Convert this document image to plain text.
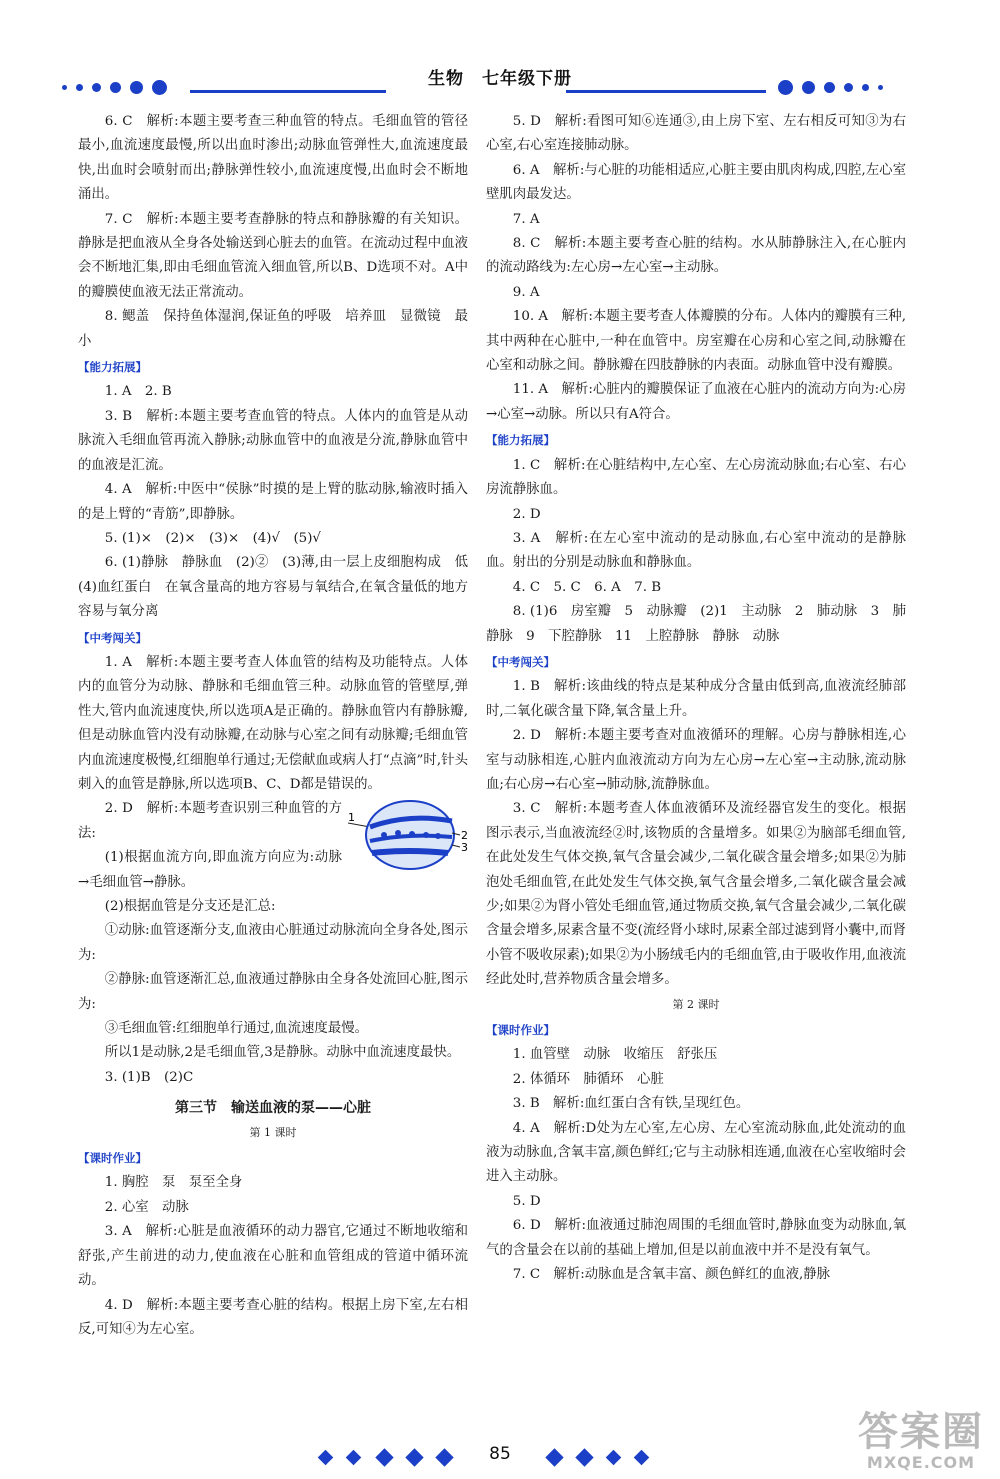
生物　七年级下册

6. C　解析:本题主要考查三种血管的特点。毛细血管的管径最小,血流速度最慢,所以出血时渗出;动脉血管弹性大,血流速度最快,出血时会喷射而出;静脉弹性较小,血流速度慢,出血时会不断地涌出。

7. C　解析:本题主要考查静脉的特点和静脉瓣的有关知识。静脉是把血液从全身各处输送到心脏去的血管。在流动过程中血液会不断地汇集,即由毛细血管流入细血管,所以B、D选项不对。A中的瓣膜使血液无法正常流动。

8. 鳃盖　保持鱼体湿润,保证鱼的呼吸　培养皿　显微镜　最小

【能力拓展】

1. A　2. B

3. B　解析:本题主要考查血管的特点。人体内的血管是从动脉流入毛细血管再流入静脉;动脉血管中的血液是分流,静脉血管中的血液是汇流。

4. A　解析:中医中“侯脉”时摸的是上臂的肱动脉,输液时插入的是上臂的“青筋”,即静脉。

5. (1)×　(2)×　(3)×　(4)√　(5)√

6. (1)静脉　静脉血　(2)②　(3)薄,由一层上皮细胞构成　低　(4)血红蛋白　在氧含量高的地方容易与氧结合,在氧含量低的地方容易与氧分离

【中考闯关】

1. A　解析:本题主要考查人体血管的结构及功能特点。人体内的血管分为动脉、静脉和毛细血管三种。动脉血管的管壁厚,弹性大,管内血流速度快,所以选项A是正确的。静脉血管内有静脉瓣,但是动脉血管内没有动脉瓣,在动脉与心室之间有动脉瓣;毛细血管内血流速度极慢,红细胞单行通过;无偿献血或病人打“点滴”时,针头刺入的血管是静脉,所以选项B、C、D都是错误的。

1
2
3

2. D　解析:本题考查识别三种血管的方法:

(1)根据血流方向,即血流方向应为:动脉→毛细血管→静脉。

(2)根据血管是分支还是汇总:

①动脉:血管逐渐分支,血液由心脏通过动脉流向全身各处,图示为:

②静脉:血管逐渐汇总,血液通过静脉由全身各处流回心脏,图示为:

③毛细血管:红细胞单行通过,血流速度最慢。

所以1是动脉,2是毛细血管,3是静脉。动脉中血流速度最快。

3. (1)B　(2)C

第三节　输送血液的泵——心脏

第 1 课时

【课时作业】

1. 胸腔　泵　泵至全身

2. 心室　动脉

3. A　解析:心脏是血液循环的动力器官,它通过不断地收缩和舒张,产生前进的动力,使血液在心脏和血管组成的管道中循环流动。

4. D　解析:本题主要考查心脏的结构。根据上房下室,左右相反,可知④为左心室。

5. D　解析:看图可知⑥连通③,由上房下室、左右相反可知③为右心室,右心室连接肺动脉。

6. A　解析:与心脏的功能相适应,心脏主要由肌肉构成,四腔,左心室壁肌肉最发达。

7. A

8. C　解析:本题主要考查心脏的结构。水从肺静脉注入,在心脏内的流动路线为:左心房→左心室→主动脉。

9. A

10. A　解析:本题主要考查人体瓣膜的分布。人体内的瓣膜有三种,其中两种在心脏中,一种在血管中。房室瓣在心房和心室之间,动脉瓣在心室和动脉之间。静脉瓣在四肢静脉的内表面。动脉血管中没有瓣膜。

11. A　解析:心脏内的瓣膜保证了血液在心脏内的流动方向为:心房→心室→动脉。所以只有A符合。

【能力拓展】

1. C　解析:在心脏结构中,左心室、左心房流动脉血;右心室、右心房流静脉血。

2. D

3. A　解析:在左心室中流动的是动脉血,右心室中流动的是静脉血。射出的分别是动脉血和静脉血。

4. C　5. C　6. A　7. B

8. (1)6　房室瓣　5　动脉瓣　(2)1　主动脉　2　肺动脉　3　肺静脉　9　下腔静脉　11　上腔静脉　静脉　动脉

【中考闯关】

1. B　解析:该曲线的特点是某种成分含量由低到高,血液流经肺部时,二氧化碳含量下降,氧含量上升。

2. D　解析:本题主要考查对血液循环的理解。心房与静脉相连,心室与动脉相连,心脏内血液流动方向为左心房→左心室→主动脉,流动脉血;右心房→右心室→肺动脉,流静脉血。

3. C　解析:本题考查人体血液循环及流经器官发生的变化。根据图示表示,当血液流经②时,该物质的含量增多。如果②为脑部毛细血管,在此处发生气体交换,氧气含量会减少,二氧化碳含量会增多;如果②为肺泡处毛细血管,在此处发生气体交换,氧气含量会增多,二氧化碳含量会减少;如果②为肾小管处毛细血管,通过物质交换,氧气含量会减少,二氧化碳含量会增多,尿素含量不变(流经肾小球时,尿素全部过滤到肾小囊中,而肾小管不吸收尿素);如果②为小肠绒毛内的毛细血管,由于吸收作用,血液流经此处时,营养物质含量会增多。

第 2 课时

【课时作业】

1. 血管壁　动脉　收缩压　舒张压

2. 体循环　肺循环　心脏

3. B　解析:血红蛋白含有铁,呈现红色。

4. A　解析:D处为左心室,左心房、左心室流动脉血,此处流动的血液为动脉血,含氧丰富,颜色鲜红;它与主动脉相连通,血液在心室收缩时会进入主动脉。

5. D

6. D　解析:血液通过肺泡周围的毛细血管时,静脉血变为动脉血,氧气的含量会在以前的基础上增加,但是以前血液中并不是没有氧气。

7. C　解析:动脉血是含氧丰富、颜色鲜红的血液,静脉

85	答案圈
MXQE.COM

====================

= EXERCISE DETAILS =
Only lines that contain the word "红细胞单行通过" are wanted; copy each of them.

= OUTPUT =
1. A　解析:本题主要考查人体血管的结构及功能特点。人体内的血管分为动脉、静脉和毛细血管三种。动脉血管的管壁厚,弹性大,管内血流速度快,所以选项A是正确的。静脉血管内有静脉瓣,但是动脉血管内没有动脉瓣,在动脉与心室之间有动脉瓣;毛细血管内血流速度极慢,红细胞单行通过;无偿献血或病人打“点滴”时,针头刺入的血管是静脉,所以选项B、C、D都是错误的。
③毛细血管:红细胞单行通过,血流速度最慢。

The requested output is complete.